### Extrait du texte

* * *

Lorsque chacun y va de son récit, une réalité plus nuancée se dessine. Mme Yaira Mayorga vivait dans les décombres d'un immeuble détruit par le tremblement de terre de… 1972. Comme ses trois cent soixante voisins – dont près d'un quart se déclarent « non-sandinistes » –, elle a intégré une véritable habitation. « Regardez comme elle est belle, ma maison ! », exulte-t-elle. Le plan « logement digne » est passé par là.
« Je n'étais ni sandiniste ni rien, fait remarquer la jeune Rosario García. Le politique ne m'intéressait pas. Mais j'ai vu ce qu'a fait le comandante… » Spontanément, comme beaucoup d'autres, le petit commerçant et paysan Walter Silva nous confie : « Je vous le dis sincèrement : j'étais libéral ; ils ne nous ont jamais rien donné. "El hombre" [l'homme], lui, nous a beaucoup aidés. Du coup, j'ai changé d'avis et pas mal de mes compagnons ont suivi. » Des ralliements qui expliquent – infiniment plus qu'une éventuelle fraude – le bond spectaculaire entre les 38 % de 2006 et les 62,46 % de 2011.
Nul, bien sûr, ne s'aventurerait à parler de « socialisme ». Les investisseurs étrangers et des organismes comme le Fonds monétaire international (FMI) ou la Banque mondiale (BM) ne trouvent rien à redire à la gestion des cinq années passées. Le secteur privé – dont font partie d'opulents entrepreneurs sandinistes, parmi lesquels M. Ortega – est plus que ménagé. Il trouve même son compte dans les décisions stratégiques du pouvoir : en intégrant l'ALBA et en se tournant vers l'Amérique du Sud, celui-ci a ouvert de nouveaux marchés. Structurellement, le pays n'a donc pas changé, mais, et ce n'est pas anodin, le gouvernement a changé les priorités de l'Etat. Dans le même temps, l'aide massive du Venezuela de M. Hugo Chávez – « cette pseudo-gauche orthodoxe, stérile, réactionnaire et autoritaire » qui provoque des poussées d'adrénaline chez les « rénovateurs » – a permis l'ampleur et la réussite des programmes sociaux.

* * *

[Données de reconnaissance de la structure des documents]

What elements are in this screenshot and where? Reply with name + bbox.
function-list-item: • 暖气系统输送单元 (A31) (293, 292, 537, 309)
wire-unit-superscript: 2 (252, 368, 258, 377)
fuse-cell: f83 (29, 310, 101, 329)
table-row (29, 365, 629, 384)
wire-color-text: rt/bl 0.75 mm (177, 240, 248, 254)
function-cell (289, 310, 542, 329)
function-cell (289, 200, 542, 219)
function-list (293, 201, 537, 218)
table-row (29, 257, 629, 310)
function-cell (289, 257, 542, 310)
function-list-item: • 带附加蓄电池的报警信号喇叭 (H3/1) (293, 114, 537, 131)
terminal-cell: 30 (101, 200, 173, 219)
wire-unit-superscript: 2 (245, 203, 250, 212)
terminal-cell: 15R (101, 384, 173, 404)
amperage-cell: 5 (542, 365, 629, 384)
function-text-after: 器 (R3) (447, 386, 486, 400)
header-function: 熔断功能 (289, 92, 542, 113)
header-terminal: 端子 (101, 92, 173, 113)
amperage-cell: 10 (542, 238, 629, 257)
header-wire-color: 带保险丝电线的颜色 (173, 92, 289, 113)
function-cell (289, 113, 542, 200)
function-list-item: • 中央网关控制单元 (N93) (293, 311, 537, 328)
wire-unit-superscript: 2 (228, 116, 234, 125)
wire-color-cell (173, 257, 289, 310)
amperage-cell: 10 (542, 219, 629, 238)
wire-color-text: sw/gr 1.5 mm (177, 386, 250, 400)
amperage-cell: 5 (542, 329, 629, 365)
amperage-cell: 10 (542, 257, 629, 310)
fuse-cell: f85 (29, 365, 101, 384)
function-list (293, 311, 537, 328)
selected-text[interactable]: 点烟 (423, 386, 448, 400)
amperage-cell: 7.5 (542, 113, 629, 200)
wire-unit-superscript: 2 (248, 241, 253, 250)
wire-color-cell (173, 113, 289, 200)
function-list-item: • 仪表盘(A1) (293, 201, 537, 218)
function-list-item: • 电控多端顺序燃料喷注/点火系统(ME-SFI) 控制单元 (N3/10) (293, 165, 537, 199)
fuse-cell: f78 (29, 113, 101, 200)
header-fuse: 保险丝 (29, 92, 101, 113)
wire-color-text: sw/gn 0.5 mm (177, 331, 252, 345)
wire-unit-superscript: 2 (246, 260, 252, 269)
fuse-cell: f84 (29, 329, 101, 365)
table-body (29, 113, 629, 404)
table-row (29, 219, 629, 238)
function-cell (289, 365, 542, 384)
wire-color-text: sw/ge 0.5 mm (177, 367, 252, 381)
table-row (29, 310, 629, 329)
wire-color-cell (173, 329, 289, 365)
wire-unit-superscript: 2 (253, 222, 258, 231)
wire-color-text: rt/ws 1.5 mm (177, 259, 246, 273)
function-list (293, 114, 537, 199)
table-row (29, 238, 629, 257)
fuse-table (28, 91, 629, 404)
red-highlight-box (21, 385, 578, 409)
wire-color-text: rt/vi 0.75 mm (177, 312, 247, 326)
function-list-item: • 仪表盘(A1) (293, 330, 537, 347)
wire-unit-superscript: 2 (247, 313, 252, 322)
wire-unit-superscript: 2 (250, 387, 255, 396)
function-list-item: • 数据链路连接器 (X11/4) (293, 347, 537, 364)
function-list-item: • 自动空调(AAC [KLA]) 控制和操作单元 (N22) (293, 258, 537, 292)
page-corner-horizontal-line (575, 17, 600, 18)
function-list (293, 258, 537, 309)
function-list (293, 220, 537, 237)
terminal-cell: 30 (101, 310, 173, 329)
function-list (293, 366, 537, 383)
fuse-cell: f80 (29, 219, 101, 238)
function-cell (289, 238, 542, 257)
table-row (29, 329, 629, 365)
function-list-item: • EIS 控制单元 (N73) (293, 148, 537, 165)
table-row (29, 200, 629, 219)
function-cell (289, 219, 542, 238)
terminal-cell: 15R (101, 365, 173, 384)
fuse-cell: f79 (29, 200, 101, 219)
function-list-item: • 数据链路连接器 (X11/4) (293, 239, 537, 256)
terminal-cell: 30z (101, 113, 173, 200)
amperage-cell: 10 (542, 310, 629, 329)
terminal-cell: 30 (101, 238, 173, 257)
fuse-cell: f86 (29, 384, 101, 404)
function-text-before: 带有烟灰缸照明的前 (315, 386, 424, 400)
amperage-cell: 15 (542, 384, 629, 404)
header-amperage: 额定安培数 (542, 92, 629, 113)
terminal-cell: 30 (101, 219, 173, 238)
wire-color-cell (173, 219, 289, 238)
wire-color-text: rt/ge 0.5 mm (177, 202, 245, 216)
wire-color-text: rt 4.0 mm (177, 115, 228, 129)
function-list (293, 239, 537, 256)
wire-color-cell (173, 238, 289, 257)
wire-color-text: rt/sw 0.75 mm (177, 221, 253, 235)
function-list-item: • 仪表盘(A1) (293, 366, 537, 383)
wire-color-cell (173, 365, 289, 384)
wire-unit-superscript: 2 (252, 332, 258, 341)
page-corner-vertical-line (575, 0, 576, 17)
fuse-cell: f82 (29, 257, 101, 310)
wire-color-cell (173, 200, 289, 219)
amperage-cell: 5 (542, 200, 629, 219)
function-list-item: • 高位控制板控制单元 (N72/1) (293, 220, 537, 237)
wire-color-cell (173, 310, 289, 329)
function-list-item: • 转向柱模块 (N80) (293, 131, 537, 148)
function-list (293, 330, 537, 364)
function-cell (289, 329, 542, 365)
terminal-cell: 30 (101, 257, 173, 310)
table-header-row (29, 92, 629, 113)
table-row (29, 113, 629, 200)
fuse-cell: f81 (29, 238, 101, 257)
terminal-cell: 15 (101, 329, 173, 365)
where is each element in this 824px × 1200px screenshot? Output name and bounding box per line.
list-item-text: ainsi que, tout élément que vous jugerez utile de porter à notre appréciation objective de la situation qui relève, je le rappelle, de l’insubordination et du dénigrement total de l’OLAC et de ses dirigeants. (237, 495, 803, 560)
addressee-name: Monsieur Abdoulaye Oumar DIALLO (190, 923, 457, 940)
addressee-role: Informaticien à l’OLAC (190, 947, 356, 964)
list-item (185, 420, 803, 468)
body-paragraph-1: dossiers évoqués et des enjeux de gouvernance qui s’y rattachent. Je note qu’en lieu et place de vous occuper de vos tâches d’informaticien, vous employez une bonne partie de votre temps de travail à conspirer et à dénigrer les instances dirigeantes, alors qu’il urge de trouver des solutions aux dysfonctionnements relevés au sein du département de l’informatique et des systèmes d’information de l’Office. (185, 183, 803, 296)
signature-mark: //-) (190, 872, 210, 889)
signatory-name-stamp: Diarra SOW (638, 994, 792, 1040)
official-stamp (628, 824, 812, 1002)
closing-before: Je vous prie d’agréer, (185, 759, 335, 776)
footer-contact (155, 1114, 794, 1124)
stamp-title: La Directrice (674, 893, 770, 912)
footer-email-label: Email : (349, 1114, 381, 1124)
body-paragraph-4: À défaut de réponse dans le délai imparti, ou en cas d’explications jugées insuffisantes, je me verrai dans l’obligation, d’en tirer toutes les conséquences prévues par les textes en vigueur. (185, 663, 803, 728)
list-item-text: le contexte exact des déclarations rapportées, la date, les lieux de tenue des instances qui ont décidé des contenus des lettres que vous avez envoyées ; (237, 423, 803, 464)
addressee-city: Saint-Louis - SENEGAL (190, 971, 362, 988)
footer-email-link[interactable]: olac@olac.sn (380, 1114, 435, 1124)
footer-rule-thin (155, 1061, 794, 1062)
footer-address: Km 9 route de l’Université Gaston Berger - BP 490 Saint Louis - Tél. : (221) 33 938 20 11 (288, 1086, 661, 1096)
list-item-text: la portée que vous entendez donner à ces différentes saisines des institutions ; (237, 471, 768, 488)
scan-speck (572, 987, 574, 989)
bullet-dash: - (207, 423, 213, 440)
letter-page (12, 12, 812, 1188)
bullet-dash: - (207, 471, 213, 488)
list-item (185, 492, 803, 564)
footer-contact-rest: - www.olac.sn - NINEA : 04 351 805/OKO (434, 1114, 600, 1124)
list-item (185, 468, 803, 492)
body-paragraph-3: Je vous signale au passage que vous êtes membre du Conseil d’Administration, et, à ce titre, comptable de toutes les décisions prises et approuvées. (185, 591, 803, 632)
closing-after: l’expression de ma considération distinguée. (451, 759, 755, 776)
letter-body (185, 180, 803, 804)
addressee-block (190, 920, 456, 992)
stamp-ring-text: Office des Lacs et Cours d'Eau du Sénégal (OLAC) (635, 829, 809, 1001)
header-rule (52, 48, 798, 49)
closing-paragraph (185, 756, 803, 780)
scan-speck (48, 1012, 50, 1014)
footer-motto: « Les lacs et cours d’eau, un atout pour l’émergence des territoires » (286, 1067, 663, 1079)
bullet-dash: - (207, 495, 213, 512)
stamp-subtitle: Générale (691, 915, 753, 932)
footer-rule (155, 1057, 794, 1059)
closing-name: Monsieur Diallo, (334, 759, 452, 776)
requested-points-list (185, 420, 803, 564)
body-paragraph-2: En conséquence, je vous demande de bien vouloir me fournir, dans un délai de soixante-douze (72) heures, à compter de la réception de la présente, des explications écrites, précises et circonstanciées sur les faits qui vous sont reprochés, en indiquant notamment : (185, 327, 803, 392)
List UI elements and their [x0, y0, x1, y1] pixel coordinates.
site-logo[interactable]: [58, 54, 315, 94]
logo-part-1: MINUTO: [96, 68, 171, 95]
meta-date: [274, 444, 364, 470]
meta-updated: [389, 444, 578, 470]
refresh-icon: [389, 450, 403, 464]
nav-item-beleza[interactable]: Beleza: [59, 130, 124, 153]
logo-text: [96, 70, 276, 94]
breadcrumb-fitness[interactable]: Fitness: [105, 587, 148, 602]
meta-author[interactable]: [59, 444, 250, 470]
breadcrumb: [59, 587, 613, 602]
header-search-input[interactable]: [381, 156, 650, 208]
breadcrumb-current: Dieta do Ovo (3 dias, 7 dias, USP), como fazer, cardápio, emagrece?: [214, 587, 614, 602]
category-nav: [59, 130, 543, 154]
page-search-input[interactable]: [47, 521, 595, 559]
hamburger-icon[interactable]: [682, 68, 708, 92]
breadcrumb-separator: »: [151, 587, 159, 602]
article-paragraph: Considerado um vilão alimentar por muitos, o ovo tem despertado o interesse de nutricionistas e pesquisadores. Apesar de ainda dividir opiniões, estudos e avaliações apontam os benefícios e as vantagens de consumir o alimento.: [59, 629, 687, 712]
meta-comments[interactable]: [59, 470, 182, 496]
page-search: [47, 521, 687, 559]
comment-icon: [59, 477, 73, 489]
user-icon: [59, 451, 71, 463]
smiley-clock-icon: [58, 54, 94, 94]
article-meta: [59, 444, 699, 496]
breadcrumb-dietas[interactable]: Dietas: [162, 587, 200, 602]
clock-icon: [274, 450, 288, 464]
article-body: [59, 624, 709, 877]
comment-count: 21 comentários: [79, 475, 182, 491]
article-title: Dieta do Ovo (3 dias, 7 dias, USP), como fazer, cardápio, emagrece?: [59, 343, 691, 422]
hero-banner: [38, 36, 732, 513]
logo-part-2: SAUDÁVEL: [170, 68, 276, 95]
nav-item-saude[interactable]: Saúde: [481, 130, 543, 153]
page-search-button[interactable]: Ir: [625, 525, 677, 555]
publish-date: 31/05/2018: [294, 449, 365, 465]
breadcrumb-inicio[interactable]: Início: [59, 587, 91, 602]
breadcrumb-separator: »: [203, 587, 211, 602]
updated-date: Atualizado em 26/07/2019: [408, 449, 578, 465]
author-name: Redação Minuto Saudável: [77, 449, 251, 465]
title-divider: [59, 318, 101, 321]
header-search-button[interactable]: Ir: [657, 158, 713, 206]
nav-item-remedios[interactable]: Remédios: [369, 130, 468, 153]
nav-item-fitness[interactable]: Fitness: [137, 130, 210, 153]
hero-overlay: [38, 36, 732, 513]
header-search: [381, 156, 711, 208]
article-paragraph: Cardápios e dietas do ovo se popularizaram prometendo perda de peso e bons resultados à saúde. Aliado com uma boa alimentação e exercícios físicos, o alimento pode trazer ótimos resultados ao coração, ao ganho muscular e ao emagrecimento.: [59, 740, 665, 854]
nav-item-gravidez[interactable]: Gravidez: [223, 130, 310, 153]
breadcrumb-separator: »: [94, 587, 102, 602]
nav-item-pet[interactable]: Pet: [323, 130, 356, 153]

* * *

### Consignes de travail
- a) D'après l'extrait, de quelle année date le tremblement de terre qui avait détruit l'immeuble où vivait Mme Yaira Mayorga ?
- b) Relevez toutes les personnes désignées par leur nom dans l'extrait.
- c) Reprenez l'extrait sur les ralliements au pouvoir sandiniste et poursuivez-le après sa dernière phrase.
Le listing ne joue aucun rôle dans ce travail.

### Réponses
- a) De 1972.

- b) Yaira Mayorga, Rosario García, Walter Silva, M. Ortega, Hugo Chávez

- c)
Aspirant à la vice-présidence, M. Edmundo Jarquín qui, sous le drapeau du MRS, avait recueilli 6,29 % des suffrages en 2006, s'est allié cette fois avec M. Gadea, le candidat du PLI. Ce dernier, très conservateur et ancien dirigeant de la contra au Costa Rica – « mais c'était un contra "civique" », nuance sans rire Mme López Vigil – n'était en fait que le prête-nom de M. Eduardo Montealegre, banquier et ancien ministre de MM. Alemán et Bolaños. Battu lui aussi en 2006 (28,30 % des voix) par M. Ortega, impliqué dans un scandale financier, M. Montealegre pouvait difficilement se représenter – et n'en avait guère envie, la partie étant depuis longtemps annoncée perdue. « Cette alliance PLI-MRS n'est pas basée sur le partage d'un projet social, d'un programme ou d'une idéologie, admettait avant l'élection Mme López Vigil. Elle n'a pour objectif que d'empêcher la dérive dictatoriale du FSLN et d'Ortega. » Une sorte de « pacte », en quelque sorte. Laminés par seize ans d'un néolibéralisme sans freins ni amortisseurs (1990-2006) qu'ils ne souhaitent pas revoir de sitôt, une majorité de Nicaraguayens ont fait leur choix : « Le "comandante" a notre appui inconditionnel : on veut qu'il continue dans la même voie. »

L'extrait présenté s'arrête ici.